**Set exercise**
Read the lines that follow and pick out every one containing the word "name".

Figure record listings:
- - -

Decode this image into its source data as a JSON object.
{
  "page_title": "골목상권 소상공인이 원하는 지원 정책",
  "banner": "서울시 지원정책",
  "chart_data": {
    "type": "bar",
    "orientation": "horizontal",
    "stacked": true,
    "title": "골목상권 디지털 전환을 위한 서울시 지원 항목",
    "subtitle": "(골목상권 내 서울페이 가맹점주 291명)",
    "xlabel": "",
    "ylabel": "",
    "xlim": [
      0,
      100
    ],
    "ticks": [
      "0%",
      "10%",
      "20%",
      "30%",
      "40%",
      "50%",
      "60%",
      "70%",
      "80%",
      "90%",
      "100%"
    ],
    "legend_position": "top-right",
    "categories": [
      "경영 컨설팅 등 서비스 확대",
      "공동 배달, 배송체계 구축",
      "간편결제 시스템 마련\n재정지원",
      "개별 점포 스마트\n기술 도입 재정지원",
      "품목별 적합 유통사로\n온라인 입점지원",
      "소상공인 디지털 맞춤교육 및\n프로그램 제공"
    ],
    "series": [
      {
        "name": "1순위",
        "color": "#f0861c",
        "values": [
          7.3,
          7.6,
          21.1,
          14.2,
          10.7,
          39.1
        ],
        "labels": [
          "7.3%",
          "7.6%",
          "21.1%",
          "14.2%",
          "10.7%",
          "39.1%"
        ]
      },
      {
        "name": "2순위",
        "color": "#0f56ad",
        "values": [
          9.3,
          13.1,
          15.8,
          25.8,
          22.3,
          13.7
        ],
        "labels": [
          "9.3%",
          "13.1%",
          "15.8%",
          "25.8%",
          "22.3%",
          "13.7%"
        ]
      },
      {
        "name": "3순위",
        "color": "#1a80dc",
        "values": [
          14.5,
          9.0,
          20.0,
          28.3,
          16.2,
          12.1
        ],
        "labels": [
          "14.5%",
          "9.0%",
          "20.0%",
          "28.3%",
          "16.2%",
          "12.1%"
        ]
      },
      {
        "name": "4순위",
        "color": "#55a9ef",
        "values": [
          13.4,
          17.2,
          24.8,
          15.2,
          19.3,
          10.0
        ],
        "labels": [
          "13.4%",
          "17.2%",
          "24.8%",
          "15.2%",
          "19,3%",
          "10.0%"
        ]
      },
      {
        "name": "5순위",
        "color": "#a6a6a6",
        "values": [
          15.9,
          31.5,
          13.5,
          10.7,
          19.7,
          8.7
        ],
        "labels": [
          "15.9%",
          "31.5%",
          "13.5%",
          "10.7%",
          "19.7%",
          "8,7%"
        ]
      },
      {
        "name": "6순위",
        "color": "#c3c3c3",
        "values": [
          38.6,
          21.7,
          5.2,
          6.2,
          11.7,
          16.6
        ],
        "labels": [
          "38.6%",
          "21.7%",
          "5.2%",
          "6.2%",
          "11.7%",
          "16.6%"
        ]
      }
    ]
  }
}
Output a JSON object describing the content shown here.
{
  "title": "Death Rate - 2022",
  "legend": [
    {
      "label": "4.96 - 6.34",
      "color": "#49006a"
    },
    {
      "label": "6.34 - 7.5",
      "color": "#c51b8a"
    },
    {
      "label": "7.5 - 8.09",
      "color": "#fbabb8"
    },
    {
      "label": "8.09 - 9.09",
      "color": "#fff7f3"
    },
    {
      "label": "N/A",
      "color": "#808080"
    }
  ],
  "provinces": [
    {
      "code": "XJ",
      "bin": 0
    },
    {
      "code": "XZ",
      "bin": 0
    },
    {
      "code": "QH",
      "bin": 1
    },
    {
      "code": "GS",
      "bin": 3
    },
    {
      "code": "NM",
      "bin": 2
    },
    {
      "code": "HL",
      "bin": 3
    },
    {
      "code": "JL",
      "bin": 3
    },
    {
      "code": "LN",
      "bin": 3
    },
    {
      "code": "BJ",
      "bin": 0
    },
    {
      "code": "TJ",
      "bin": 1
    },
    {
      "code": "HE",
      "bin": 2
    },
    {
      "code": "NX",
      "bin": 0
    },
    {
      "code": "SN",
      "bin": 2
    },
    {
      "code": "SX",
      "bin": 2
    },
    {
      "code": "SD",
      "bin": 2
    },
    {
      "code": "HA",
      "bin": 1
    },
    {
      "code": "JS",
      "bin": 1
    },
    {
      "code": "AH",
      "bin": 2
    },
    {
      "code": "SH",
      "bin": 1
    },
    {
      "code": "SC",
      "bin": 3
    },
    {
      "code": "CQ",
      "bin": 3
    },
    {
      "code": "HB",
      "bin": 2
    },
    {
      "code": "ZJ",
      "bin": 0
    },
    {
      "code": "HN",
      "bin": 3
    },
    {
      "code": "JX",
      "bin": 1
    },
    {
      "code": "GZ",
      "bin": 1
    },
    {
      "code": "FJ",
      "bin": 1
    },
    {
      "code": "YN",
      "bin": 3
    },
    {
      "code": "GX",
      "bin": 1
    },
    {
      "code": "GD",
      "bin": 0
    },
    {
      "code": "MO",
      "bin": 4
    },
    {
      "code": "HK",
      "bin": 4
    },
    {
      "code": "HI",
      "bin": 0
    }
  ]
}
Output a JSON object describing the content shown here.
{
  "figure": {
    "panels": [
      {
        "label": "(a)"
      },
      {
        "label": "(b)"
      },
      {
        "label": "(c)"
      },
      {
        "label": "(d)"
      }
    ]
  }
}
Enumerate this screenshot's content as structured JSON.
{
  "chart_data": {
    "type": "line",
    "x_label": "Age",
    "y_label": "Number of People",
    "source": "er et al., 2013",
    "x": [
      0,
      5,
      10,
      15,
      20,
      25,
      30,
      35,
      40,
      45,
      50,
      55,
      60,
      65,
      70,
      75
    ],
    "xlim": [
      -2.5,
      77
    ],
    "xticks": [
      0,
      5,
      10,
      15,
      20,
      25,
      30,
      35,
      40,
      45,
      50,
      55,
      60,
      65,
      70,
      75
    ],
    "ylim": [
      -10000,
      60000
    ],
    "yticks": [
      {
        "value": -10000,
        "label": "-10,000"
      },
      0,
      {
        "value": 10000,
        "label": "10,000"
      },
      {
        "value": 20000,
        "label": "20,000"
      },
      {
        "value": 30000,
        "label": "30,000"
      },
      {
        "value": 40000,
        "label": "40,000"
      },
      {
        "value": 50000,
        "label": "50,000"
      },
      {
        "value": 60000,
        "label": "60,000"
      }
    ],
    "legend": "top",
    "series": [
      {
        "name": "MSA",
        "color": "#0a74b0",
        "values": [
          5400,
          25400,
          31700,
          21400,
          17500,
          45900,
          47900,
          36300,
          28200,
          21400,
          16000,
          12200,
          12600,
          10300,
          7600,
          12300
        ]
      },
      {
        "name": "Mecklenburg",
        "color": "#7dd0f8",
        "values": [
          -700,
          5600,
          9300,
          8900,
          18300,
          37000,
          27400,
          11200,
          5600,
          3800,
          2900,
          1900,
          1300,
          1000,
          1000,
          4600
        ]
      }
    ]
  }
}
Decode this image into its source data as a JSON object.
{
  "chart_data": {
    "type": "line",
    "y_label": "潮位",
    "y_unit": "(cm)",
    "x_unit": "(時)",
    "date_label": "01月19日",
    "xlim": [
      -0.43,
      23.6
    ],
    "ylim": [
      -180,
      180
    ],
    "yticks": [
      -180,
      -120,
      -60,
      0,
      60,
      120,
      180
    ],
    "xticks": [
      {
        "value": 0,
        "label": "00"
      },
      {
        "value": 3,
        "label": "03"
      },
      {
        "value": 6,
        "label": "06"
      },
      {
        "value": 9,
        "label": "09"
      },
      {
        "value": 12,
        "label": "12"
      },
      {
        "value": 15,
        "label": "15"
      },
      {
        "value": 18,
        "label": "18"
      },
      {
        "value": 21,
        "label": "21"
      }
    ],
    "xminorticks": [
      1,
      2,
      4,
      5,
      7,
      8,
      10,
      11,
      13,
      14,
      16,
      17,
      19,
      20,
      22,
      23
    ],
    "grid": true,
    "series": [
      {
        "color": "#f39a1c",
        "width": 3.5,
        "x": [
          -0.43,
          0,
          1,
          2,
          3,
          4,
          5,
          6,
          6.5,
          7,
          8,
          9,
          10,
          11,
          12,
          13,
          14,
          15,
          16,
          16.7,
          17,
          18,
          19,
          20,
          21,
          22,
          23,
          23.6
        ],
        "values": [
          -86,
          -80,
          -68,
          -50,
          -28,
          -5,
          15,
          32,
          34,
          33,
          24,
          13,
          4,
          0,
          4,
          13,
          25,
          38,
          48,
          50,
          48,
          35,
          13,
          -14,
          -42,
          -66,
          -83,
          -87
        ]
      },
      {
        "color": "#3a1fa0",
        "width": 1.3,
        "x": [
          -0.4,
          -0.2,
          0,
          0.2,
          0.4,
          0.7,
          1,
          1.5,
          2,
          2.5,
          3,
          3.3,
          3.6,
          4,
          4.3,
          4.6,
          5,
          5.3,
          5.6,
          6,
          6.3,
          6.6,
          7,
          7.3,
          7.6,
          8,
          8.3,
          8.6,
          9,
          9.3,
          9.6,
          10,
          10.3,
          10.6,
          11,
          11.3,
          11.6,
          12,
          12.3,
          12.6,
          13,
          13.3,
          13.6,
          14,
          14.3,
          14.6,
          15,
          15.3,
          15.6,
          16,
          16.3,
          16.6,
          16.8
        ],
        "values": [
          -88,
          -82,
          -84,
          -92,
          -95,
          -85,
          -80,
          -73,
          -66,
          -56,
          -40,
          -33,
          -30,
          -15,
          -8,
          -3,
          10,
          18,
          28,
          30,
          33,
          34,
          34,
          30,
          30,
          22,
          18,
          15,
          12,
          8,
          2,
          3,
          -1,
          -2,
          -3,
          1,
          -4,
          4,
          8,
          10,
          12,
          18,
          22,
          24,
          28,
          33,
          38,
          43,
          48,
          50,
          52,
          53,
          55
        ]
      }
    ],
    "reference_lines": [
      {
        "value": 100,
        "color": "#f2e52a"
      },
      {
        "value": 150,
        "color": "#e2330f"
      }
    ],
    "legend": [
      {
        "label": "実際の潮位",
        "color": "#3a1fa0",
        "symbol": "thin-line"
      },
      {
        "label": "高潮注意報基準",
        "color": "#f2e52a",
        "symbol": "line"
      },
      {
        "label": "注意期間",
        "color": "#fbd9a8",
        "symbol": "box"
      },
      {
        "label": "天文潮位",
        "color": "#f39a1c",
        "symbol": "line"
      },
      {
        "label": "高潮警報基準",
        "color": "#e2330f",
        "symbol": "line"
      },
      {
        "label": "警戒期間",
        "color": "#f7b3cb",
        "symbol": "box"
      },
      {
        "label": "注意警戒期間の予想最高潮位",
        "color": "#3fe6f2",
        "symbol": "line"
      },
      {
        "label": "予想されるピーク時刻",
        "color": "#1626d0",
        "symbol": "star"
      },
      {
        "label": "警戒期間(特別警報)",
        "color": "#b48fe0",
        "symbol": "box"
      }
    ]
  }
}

- - -

**Answer for this exercise**
        "name": "1순위",
        "name": "2순위",
        "name": "3순위",
        "name": "4순위",
        "name": "5순위",
        "name": "6순위",
        "name": "MSA",
        "name": "Mecklenburg",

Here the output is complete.